[Records excerpted from a collection]
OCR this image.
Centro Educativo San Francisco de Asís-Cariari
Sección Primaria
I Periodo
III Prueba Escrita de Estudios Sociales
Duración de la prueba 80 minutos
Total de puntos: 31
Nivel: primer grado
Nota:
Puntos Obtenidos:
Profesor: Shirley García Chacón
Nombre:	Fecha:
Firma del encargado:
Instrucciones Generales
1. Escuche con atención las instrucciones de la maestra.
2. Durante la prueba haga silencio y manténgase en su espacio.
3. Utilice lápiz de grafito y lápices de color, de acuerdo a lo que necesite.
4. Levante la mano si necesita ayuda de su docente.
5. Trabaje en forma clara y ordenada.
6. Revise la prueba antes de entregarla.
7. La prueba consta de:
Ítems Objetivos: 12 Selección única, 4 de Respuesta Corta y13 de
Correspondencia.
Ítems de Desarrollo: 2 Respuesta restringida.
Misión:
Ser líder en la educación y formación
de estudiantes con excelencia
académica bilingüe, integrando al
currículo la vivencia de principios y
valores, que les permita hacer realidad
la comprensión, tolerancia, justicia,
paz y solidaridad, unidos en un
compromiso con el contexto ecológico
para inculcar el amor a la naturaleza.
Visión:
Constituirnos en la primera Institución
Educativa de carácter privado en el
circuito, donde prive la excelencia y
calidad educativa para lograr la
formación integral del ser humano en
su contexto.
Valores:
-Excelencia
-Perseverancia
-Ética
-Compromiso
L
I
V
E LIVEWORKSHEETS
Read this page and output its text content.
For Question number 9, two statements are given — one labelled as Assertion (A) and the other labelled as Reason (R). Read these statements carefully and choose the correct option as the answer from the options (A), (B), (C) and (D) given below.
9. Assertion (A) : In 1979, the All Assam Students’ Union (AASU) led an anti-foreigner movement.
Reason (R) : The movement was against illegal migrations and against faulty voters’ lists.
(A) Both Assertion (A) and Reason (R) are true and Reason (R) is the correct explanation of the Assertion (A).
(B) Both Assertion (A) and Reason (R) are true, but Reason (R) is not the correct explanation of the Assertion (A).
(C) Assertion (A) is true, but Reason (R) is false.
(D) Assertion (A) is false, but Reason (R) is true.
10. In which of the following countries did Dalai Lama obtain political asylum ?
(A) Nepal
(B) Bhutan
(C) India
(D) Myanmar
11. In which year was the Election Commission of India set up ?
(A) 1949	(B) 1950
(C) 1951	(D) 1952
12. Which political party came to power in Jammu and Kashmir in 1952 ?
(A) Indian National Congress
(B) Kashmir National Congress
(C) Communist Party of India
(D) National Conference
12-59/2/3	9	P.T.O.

## Objective
Above are some records; repeat all of them exactly.

## Exercise solution
OCR this image.
Centro Educativo San Francisco de Asís-Cariari
Sección Primaria
I Periodo
III Prueba Escrita de Estudios Sociales
Duración de la prueba 80 minutos
Total de puntos: 31
Nivel: primer grado
Nota:
Puntos Obtenidos:
Profesor: Shirley García Chacón
Nombre:	Fecha:
Firma del encargado:
Instrucciones Generales
1. Escuche con atención las instrucciones de la maestra.
2. Durante la prueba haga silencio y manténgase en su espacio.
3. Utilice lápiz de grafito y lápices de color, de acuerdo a lo que necesite.
4. Levante la mano si necesita ayuda de su docente.
5. Trabaje en forma clara y ordenada.
6. Revise la prueba antes de entregarla.
7. La prueba consta de:
Ítems Objetivos: 12 Selección única, 4 de Respuesta Corta y13 de
Correspondencia.
Ítems de Desarrollo: 2 Respuesta restringida.
Misión:
Ser líder en la educación y formación
de estudiantes con excelencia
académica bilingüe, integrando al
currículo la vivencia de principios y
valores, que les permita hacer realidad
la comprensión, tolerancia, justicia,
paz y solidaridad, unidos en un
compromiso con el contexto ecológico
para inculcar el amor a la naturaleza.
Visión:
Constituirnos en la primera Institución
Educativa de carácter privado en el
circuito, donde prive la excelencia y
calidad educativa para lograr la
formación integral del ser humano en
su contexto.
Valores:
-Excelencia
-Perseverancia
-Ética
-Compromiso
L
I
V
E LIVEWORKSHEETS
Read this page and output its text content.
For Question number 9, two statements are given — one labelled as Assertion (A) and the other labelled as Reason (R). Read these statements carefully and choose the correct option as the answer from the options (A), (B), (C) and (D) given below.
9. Assertion (A) : In 1979, the All Assam Students’ Union (AASU) led an anti-foreigner movement.
Reason (R) : The movement was against illegal migrations and against faulty voters’ lists.
(A) Both Assertion (A) and Reason (R) are true and Reason (R) is the correct explanation of the Assertion (A).
(B) Both Assertion (A) and Reason (R) are true, but Reason (R) is not the correct explanation of the Assertion (A).
(C) Assertion (A) is true, but Reason (R) is false.
(D) Assertion (A) is false, but Reason (R) is true.
10. In which of the following countries did Dalai Lama obtain political asylum ?
(A) Nepal
(B) Bhutan
(C) India
(D) Myanmar
11. In which year was the Election Commission of India set up ?
(A) 1949	(B) 1950
(C) 1951	(D) 1952
12. Which political party came to power in Jammu and Kashmir in 1952 ?
(A) Indian National Congress
(B) Kashmir National Congress
(C) Communist Party of India
(D) National Conference
12-59/2/3	9	P.T.O.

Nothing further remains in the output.